━━━━━ Given data ━━━━━
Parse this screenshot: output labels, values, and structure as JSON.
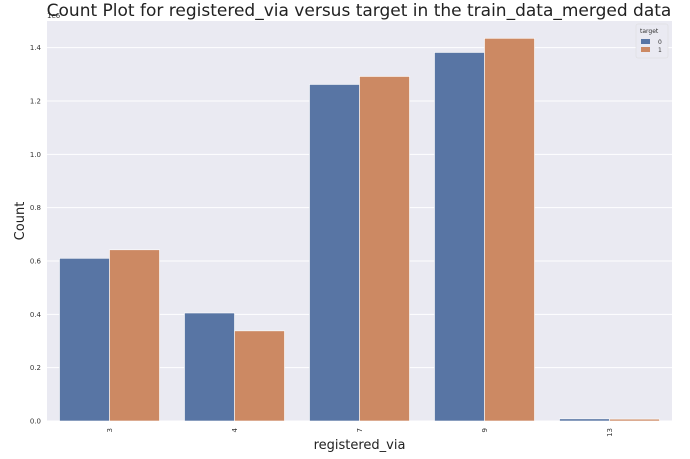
{
  "chart_data": {
    "type": "bar",
    "title": "Count Plot for registered_via versus target in the train_data_merged data",
    "xlabel": "registered_via",
    "ylabel": "Count",
    "y_offset_label": "1e6",
    "categories": [
      "3",
      "4",
      "7",
      "9",
      "13"
    ],
    "series": [
      {
        "name": "0",
        "values": [
          0.61,
          0.405,
          1.262,
          1.382,
          0.008
        ]
      },
      {
        "name": "1",
        "values": [
          0.642,
          0.338,
          1.292,
          1.435,
          0.007
        ]
      }
    ],
    "ylim": [
      0,
      1.5
    ],
    "yticks": [
      "0.0",
      "0.2",
      "0.4",
      "0.6",
      "0.8",
      "1.0",
      "1.2",
      "1.4"
    ],
    "legend_title": "target",
    "legend_position": "top-right",
    "grid": true,
    "colors": {
      "series_0": "#5875a4",
      "series_1": "#cc8963",
      "background": "#eaeaf2",
      "grid": "#ffffff"
    }
  }
}
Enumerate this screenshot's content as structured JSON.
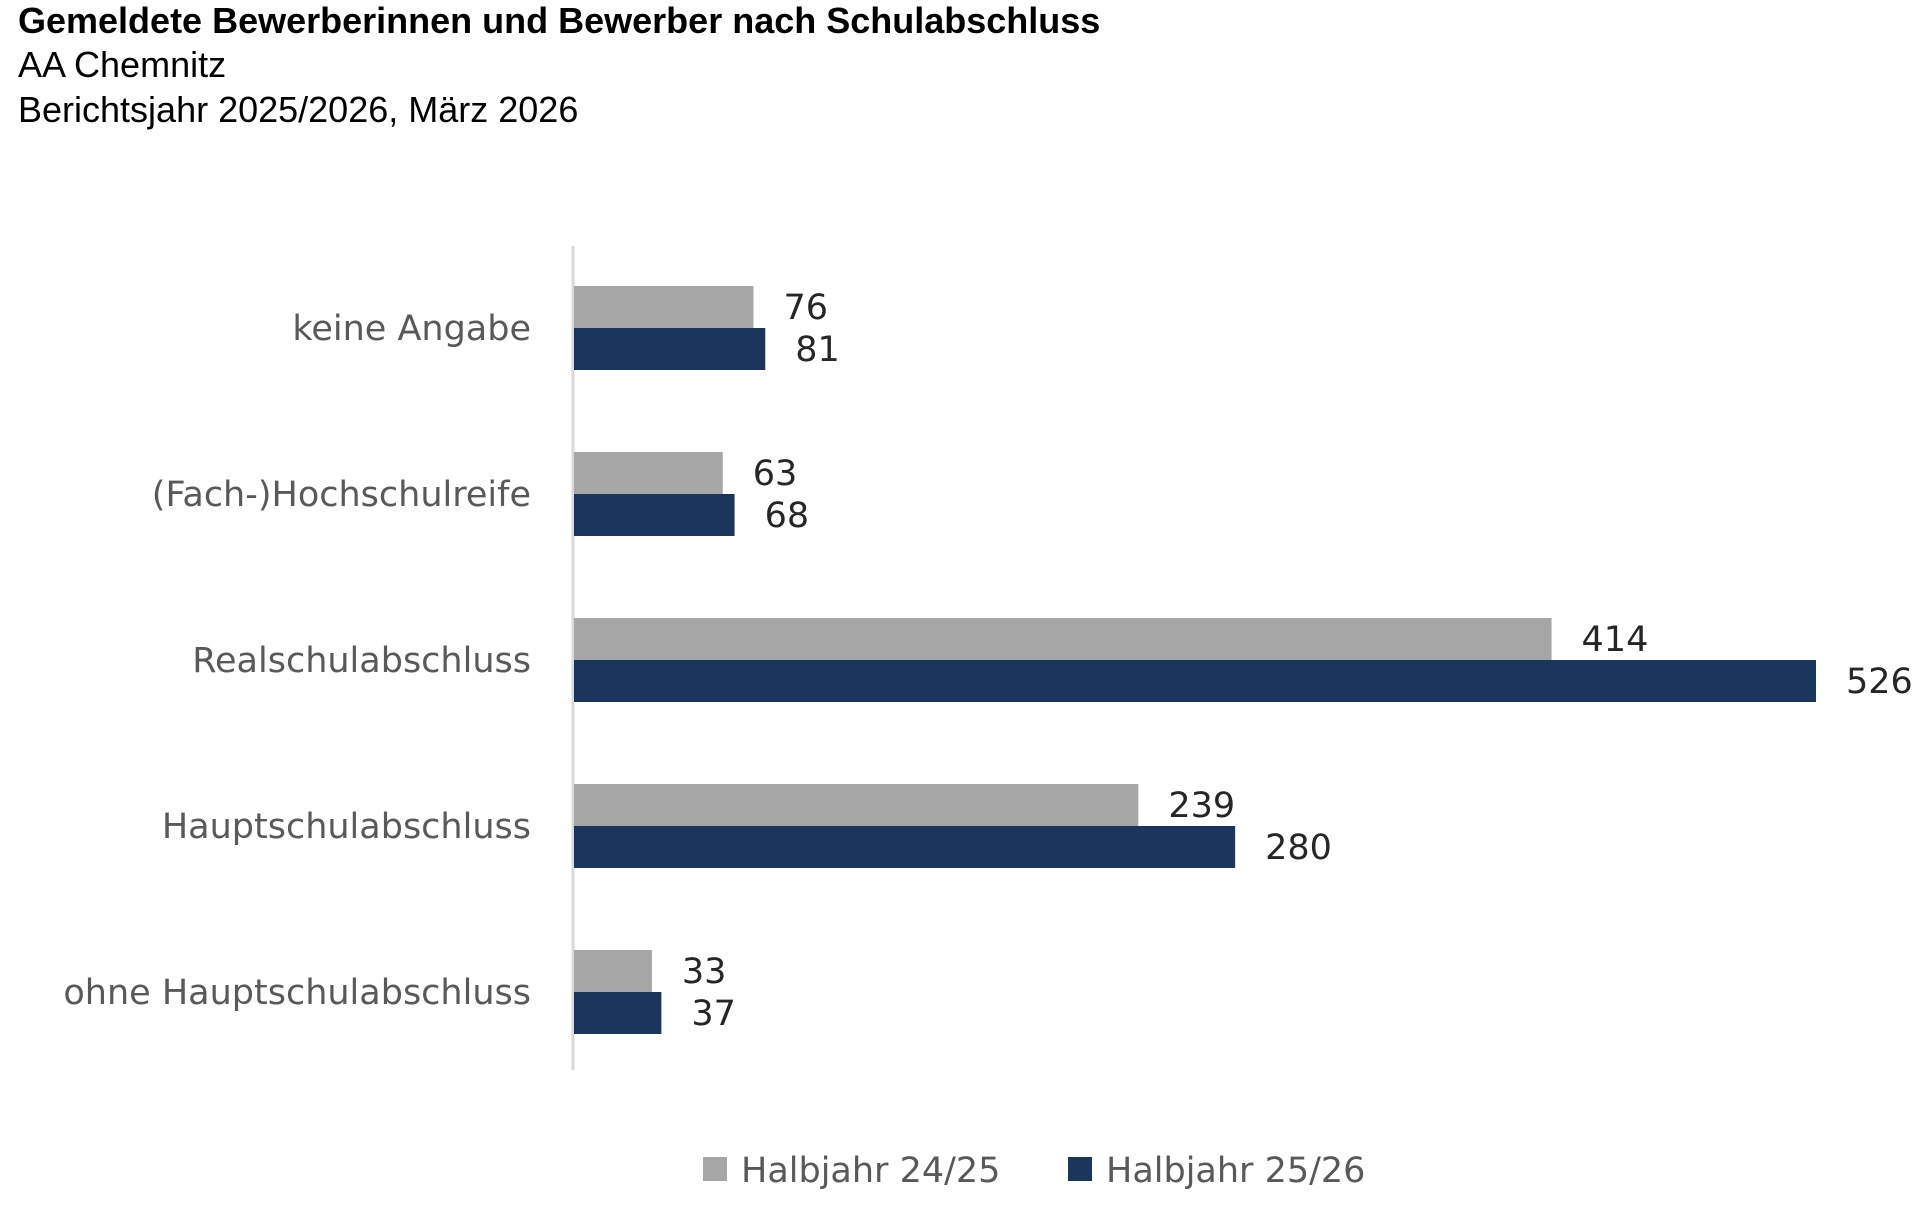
{
  "header": {
    "title": "Gemeldete Bewerberinnen und Bewerber nach Schulabschluss",
    "subtitle1": "AA Chemnitz",
    "subtitle2": "Berichtsjahr 2025/2026, März 2026"
  },
  "chart_data": {
    "type": "bar",
    "orientation": "horizontal",
    "categories": [
      "keine Angabe",
      "(Fach-)Hochschulreife",
      "Realschulabschluss",
      "Hauptschulabschluss",
      "ohne Hauptschulabschluss"
    ],
    "series": [
      {
        "name": "Halbjahr 24/25",
        "color": "#A6A6A6",
        "values": [
          76,
          63,
          414,
          239,
          33
        ]
      },
      {
        "name": "Halbjahr 25/26",
        "color": "#1A365D",
        "values": [
          81,
          68,
          526,
          280,
          37
        ]
      }
    ],
    "xlim": [
      0,
      526
    ],
    "grid": false,
    "data_labels": true,
    "legend_position": "bottom"
  }
}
━━━━━
- Directive: Above are the records. Copy every line in them holding "Count".

- Problem solution:
    "title": "Count Plot for registered_via versus target in the train_data_merged data",
    "ylabel": "Count",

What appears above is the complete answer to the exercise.